═══ LISTING ═══

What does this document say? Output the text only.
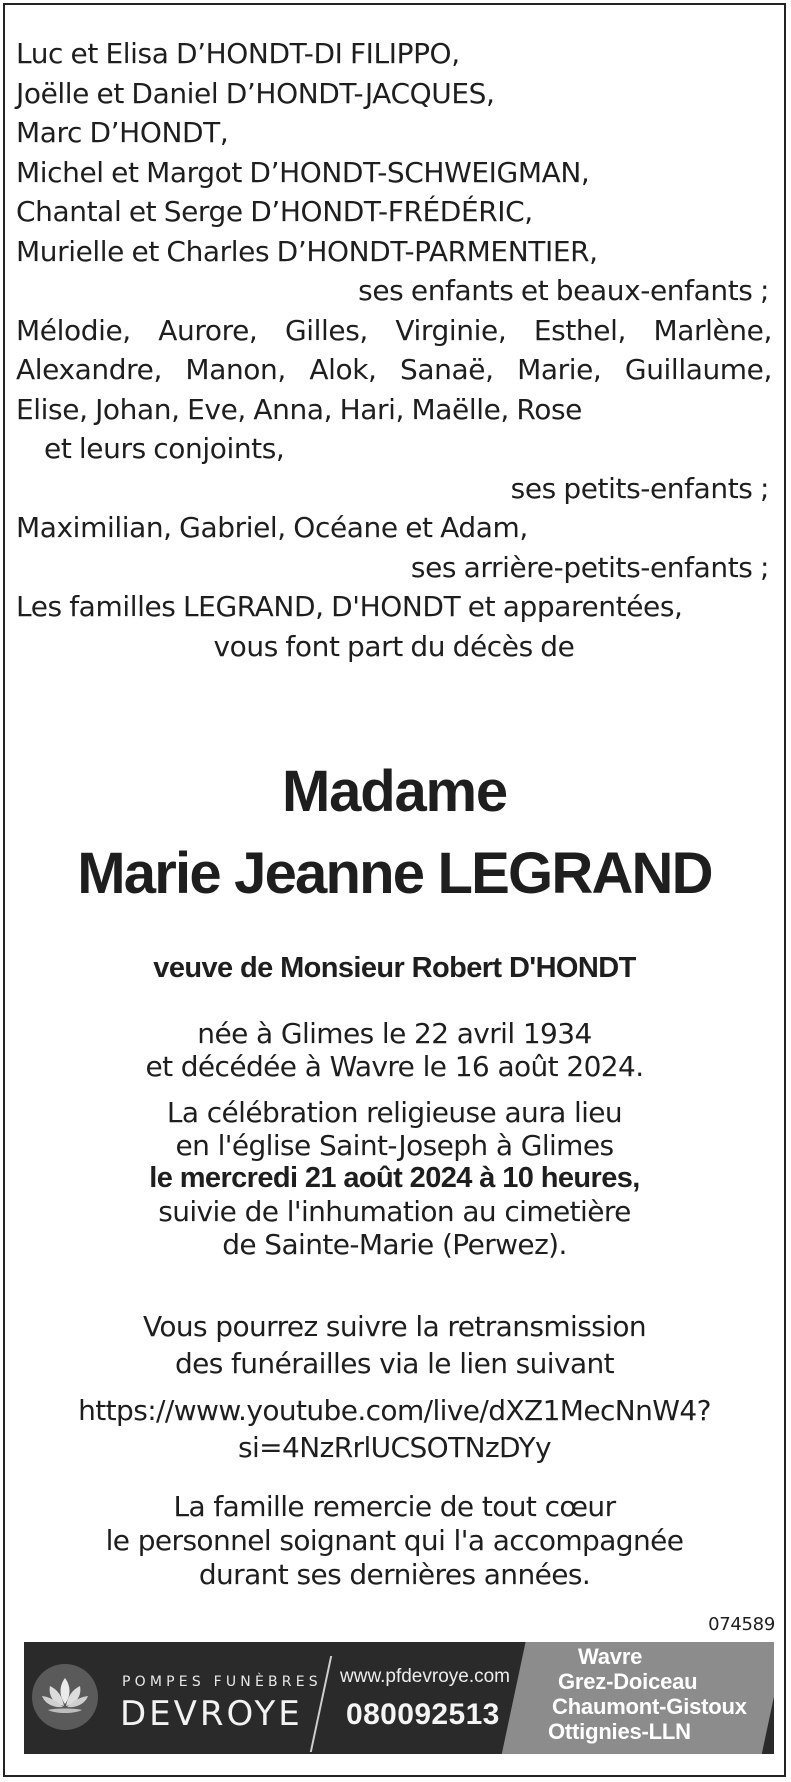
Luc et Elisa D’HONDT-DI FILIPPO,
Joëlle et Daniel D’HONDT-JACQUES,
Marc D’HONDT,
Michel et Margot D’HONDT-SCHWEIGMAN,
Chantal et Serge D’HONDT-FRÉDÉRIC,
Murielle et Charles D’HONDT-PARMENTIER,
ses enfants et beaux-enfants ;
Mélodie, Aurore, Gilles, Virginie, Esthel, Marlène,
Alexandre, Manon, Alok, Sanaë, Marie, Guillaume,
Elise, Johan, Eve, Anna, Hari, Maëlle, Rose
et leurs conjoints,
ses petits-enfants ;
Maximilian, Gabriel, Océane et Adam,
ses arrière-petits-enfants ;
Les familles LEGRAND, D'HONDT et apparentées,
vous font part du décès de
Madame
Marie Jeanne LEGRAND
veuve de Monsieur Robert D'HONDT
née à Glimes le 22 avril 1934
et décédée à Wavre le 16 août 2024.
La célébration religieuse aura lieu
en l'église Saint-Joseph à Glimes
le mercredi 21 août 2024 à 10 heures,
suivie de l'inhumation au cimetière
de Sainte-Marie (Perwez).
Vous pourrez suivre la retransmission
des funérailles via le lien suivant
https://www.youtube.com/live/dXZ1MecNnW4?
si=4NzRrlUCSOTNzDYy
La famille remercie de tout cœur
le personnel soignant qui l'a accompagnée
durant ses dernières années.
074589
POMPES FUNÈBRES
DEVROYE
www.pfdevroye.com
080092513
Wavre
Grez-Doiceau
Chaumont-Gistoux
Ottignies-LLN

═══
═══ LISTING ═══

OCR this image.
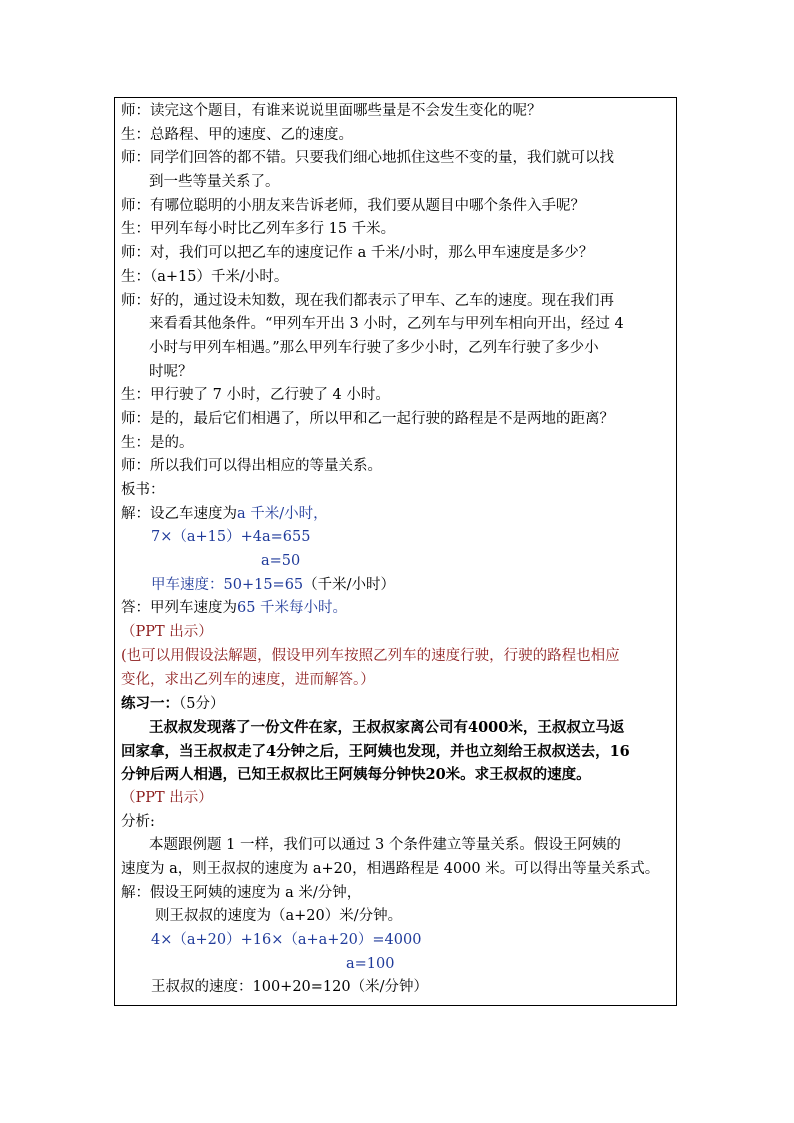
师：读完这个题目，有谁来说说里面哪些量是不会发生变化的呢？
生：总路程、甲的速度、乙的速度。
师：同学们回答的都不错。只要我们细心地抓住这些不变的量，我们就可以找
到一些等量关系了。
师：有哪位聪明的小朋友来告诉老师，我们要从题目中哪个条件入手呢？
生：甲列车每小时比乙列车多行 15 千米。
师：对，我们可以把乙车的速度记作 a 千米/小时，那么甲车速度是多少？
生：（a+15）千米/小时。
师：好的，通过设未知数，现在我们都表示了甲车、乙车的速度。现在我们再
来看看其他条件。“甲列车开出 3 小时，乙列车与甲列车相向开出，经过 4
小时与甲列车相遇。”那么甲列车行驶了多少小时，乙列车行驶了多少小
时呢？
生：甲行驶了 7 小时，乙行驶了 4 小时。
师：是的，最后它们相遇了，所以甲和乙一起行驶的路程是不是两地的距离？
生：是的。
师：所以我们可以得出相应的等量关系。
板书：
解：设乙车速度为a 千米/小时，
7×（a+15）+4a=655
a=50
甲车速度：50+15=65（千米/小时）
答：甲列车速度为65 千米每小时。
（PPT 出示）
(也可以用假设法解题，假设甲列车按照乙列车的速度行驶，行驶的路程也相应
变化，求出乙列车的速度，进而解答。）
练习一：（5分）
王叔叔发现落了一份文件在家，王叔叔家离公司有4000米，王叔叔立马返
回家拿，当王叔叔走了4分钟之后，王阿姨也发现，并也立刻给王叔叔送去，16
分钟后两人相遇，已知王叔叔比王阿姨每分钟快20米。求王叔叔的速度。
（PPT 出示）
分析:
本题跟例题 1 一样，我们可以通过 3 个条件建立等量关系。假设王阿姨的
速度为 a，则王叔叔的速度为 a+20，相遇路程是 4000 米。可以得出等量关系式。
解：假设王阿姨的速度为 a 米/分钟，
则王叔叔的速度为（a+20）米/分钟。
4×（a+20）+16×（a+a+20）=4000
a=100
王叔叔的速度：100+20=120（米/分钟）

═══
═══ LISTING ═══

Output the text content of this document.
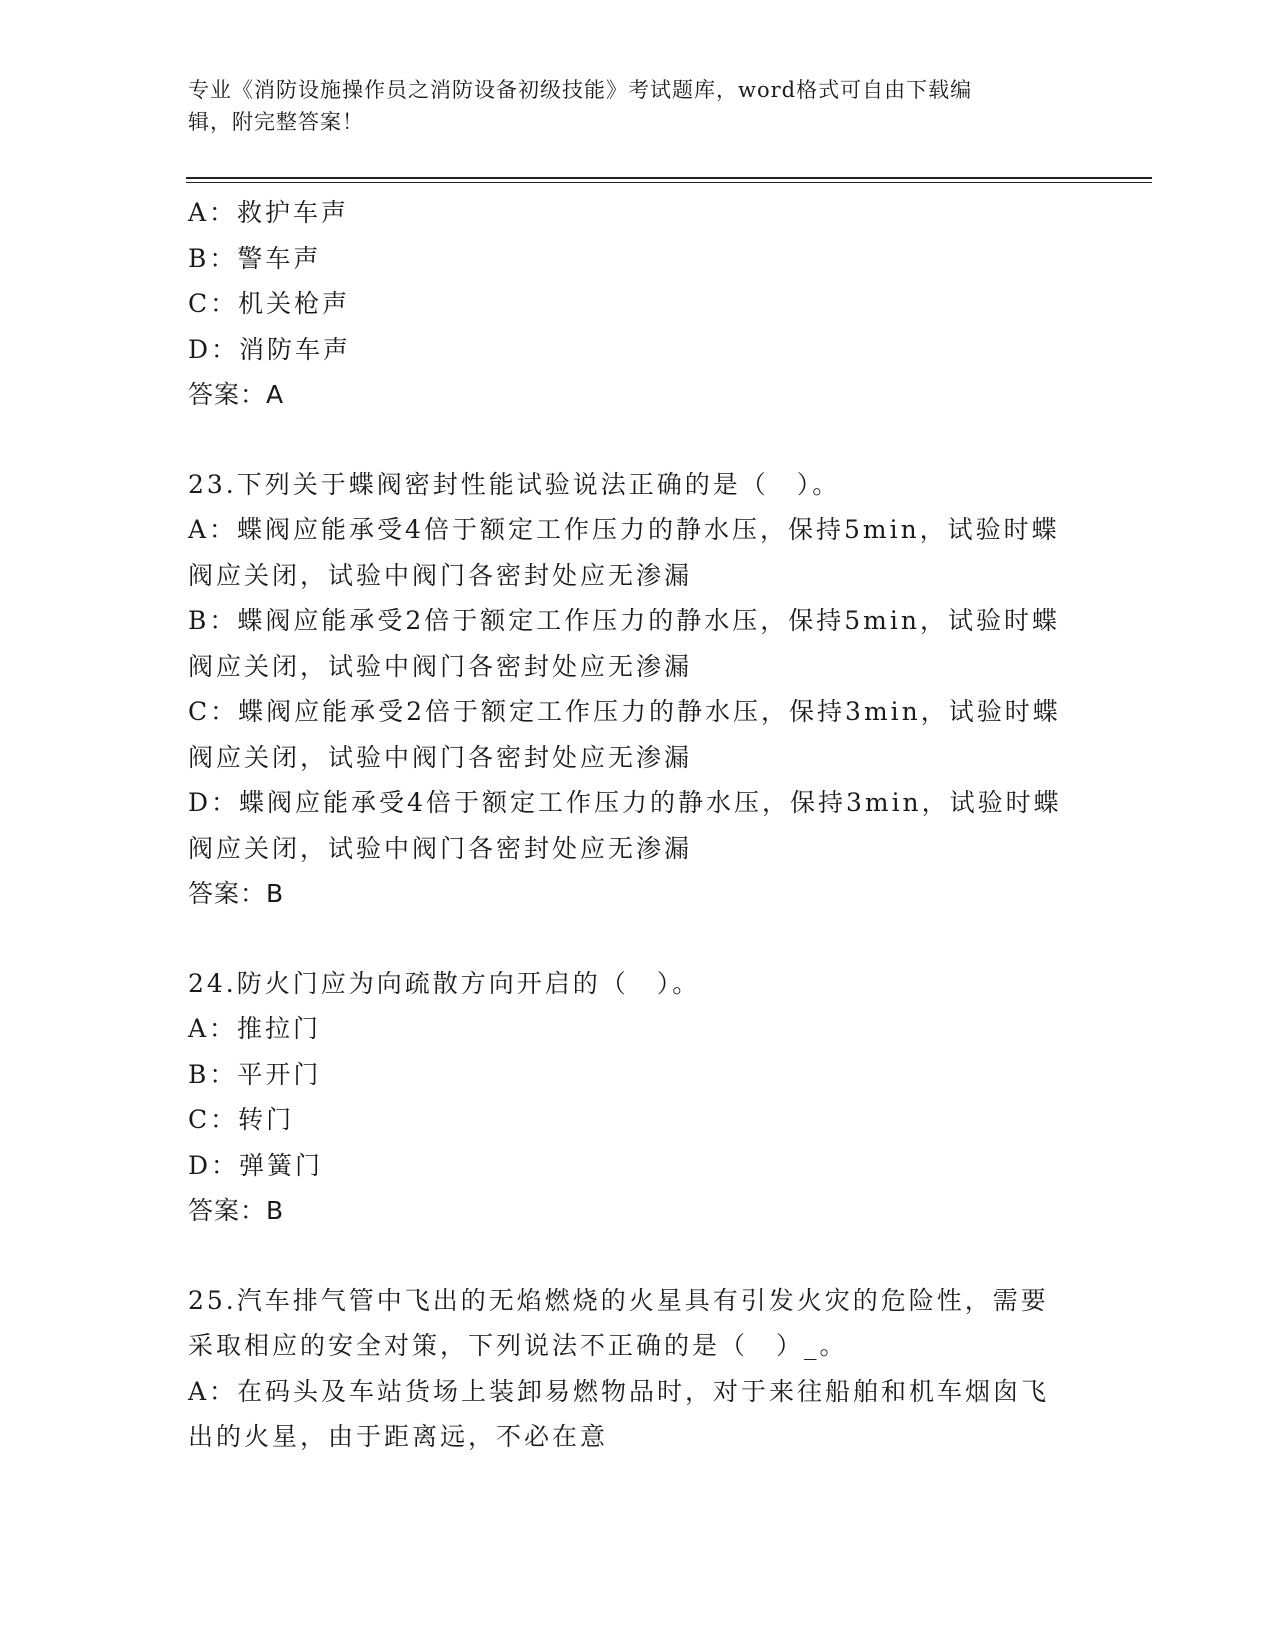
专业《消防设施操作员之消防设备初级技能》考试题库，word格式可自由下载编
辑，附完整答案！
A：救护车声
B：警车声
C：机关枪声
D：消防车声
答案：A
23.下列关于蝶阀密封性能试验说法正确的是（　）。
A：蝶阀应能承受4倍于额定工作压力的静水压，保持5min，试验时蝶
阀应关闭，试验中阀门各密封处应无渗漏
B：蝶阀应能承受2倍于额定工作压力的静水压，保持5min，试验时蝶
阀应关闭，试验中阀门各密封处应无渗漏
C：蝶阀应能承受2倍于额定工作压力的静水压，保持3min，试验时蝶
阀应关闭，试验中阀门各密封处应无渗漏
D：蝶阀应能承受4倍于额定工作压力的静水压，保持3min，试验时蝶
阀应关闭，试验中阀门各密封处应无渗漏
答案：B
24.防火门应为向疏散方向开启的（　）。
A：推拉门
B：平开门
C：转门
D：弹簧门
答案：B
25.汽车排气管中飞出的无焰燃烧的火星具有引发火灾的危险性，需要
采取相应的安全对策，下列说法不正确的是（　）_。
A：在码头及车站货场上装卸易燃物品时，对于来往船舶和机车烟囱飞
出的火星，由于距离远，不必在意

═══

# TO BE DONE
Say how many lines of the data include the word "Output". Nothing other than the number should be given.

# SOLUTION FOR THIS EXERCISE
2